| Task description |
Give only the number of lines below that contain the word "TradingView".

| Provided material |
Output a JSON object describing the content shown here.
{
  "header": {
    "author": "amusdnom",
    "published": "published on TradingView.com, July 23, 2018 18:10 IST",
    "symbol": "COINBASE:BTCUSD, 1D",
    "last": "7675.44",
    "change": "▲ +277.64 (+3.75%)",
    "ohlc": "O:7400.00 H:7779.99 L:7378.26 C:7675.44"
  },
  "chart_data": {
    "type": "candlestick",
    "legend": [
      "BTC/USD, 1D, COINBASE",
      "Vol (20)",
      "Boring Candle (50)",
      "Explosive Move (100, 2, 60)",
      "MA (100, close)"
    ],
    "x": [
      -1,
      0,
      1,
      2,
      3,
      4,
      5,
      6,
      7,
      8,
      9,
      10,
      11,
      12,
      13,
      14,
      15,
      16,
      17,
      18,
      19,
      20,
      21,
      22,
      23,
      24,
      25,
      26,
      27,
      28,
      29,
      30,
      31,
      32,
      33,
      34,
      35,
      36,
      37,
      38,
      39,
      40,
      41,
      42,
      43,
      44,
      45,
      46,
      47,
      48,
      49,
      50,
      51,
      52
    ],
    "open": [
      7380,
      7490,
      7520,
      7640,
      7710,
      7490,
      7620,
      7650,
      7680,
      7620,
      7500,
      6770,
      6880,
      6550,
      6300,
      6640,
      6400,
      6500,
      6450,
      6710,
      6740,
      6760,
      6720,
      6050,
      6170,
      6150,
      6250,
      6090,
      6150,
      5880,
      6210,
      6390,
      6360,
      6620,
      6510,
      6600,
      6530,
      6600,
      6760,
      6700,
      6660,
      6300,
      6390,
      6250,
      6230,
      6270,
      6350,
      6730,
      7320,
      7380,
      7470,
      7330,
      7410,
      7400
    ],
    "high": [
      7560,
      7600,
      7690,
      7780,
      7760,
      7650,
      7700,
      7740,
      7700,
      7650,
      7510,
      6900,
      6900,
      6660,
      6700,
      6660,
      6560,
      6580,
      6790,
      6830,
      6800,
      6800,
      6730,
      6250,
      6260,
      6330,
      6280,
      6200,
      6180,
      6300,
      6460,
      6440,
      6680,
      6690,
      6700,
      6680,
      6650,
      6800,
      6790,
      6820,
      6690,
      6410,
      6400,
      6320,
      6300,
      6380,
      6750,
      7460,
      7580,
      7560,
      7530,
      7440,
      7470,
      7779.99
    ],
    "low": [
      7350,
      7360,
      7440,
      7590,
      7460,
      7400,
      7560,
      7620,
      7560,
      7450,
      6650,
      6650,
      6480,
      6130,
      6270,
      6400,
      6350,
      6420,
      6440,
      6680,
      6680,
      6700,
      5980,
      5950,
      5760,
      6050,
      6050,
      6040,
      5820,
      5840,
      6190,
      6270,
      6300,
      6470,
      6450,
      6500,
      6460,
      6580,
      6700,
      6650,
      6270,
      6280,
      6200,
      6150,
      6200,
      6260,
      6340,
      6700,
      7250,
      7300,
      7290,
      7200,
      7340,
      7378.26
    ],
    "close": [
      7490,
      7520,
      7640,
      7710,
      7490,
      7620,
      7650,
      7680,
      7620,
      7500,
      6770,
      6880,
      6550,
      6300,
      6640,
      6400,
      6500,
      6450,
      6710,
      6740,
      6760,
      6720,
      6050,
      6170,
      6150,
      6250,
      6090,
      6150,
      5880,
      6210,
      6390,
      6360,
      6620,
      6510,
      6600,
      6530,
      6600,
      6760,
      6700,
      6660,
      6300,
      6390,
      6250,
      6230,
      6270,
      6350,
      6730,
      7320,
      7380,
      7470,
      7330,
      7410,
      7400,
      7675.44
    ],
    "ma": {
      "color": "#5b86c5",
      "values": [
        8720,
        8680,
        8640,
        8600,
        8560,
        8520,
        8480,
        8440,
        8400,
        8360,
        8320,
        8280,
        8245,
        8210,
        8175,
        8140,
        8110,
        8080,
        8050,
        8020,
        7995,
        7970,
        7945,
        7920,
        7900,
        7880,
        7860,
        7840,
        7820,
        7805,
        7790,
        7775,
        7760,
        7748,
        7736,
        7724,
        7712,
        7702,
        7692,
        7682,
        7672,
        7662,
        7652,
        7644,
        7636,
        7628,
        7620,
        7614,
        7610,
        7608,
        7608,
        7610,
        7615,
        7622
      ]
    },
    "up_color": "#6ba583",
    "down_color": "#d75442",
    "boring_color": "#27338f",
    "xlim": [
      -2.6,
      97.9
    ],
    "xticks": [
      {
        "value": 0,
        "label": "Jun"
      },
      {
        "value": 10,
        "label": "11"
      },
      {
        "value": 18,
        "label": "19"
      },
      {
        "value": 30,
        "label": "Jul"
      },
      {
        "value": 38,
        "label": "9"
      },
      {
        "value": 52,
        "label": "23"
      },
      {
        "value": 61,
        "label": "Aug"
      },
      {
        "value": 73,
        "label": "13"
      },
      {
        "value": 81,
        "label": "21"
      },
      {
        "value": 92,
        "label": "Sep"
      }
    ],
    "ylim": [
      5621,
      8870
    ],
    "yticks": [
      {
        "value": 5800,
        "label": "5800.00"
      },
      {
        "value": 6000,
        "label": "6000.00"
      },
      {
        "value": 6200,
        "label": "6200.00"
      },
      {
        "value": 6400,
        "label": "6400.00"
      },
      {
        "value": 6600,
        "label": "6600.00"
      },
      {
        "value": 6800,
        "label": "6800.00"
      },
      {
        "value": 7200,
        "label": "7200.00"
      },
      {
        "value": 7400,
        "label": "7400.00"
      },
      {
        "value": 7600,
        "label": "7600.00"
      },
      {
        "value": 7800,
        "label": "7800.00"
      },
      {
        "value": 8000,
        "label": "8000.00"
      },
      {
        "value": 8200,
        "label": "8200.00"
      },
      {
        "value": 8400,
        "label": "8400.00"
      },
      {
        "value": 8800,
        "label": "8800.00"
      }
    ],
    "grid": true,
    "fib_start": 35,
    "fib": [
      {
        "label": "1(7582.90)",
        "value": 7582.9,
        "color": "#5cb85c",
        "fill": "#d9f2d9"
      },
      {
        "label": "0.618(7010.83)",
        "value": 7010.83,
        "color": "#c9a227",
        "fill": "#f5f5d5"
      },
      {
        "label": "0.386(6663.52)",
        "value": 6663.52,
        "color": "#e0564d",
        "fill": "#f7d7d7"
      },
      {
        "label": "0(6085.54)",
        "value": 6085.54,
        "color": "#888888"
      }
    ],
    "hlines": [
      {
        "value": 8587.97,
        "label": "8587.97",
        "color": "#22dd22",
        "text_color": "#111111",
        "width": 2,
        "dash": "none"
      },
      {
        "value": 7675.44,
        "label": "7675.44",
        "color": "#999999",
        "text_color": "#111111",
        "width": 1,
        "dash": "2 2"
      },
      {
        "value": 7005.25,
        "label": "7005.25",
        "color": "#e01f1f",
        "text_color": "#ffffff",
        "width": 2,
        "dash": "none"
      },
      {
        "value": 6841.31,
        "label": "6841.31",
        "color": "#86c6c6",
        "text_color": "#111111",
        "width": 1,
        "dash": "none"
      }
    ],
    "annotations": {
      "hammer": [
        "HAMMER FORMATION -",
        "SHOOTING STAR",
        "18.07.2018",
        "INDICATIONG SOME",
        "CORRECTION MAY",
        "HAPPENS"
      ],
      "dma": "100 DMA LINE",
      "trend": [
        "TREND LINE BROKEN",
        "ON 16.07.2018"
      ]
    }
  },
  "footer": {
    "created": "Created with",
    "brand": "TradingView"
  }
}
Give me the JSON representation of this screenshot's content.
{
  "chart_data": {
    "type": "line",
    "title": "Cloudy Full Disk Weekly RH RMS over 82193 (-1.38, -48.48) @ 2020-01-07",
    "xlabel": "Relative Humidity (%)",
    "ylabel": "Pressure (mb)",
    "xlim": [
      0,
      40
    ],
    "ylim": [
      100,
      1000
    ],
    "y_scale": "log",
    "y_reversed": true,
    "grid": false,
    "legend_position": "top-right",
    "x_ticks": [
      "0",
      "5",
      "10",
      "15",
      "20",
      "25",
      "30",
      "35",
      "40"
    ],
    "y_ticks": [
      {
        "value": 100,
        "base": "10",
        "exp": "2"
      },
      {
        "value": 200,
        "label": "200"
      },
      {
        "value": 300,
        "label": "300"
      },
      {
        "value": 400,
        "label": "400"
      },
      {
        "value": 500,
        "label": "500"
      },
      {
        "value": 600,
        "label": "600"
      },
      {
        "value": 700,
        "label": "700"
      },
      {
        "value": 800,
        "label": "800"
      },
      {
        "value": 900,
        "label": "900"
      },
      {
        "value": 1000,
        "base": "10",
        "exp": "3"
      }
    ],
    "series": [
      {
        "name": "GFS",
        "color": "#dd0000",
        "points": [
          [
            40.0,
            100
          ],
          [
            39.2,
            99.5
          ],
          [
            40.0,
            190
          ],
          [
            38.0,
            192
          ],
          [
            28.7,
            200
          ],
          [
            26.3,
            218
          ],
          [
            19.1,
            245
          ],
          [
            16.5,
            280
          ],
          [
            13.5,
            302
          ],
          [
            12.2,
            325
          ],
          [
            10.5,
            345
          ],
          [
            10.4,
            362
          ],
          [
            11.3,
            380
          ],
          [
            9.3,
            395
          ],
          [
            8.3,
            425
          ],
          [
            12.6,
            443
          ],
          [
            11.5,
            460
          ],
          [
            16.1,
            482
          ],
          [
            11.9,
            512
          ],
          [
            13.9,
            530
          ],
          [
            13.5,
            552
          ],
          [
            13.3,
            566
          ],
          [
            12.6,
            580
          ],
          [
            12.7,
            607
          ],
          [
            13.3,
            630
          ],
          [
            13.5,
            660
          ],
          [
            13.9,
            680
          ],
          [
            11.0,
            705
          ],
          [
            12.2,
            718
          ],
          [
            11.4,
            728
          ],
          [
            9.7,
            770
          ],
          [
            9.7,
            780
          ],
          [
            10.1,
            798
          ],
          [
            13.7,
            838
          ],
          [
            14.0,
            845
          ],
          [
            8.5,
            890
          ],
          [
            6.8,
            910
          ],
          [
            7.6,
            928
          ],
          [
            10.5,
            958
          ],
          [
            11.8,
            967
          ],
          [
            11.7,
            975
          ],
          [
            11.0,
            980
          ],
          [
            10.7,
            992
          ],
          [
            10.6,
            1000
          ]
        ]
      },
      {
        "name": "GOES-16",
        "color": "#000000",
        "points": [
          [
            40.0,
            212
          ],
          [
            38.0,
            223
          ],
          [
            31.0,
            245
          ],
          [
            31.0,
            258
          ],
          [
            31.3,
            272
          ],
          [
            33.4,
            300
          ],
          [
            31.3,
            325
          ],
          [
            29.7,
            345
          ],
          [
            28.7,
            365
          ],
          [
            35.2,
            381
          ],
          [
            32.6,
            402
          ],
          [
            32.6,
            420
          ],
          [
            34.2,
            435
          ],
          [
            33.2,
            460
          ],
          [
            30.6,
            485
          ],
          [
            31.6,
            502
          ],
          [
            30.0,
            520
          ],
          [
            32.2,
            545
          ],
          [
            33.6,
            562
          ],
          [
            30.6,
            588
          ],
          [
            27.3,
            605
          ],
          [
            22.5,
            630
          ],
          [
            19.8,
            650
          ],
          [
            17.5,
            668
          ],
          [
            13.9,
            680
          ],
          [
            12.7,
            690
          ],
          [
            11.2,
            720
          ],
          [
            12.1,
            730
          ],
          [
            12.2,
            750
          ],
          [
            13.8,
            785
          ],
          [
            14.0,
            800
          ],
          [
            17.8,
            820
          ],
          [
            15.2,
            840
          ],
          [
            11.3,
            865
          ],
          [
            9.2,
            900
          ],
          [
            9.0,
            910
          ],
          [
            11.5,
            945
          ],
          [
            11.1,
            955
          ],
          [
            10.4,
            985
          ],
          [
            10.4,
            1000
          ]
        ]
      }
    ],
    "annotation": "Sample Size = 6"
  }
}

| Full response |
2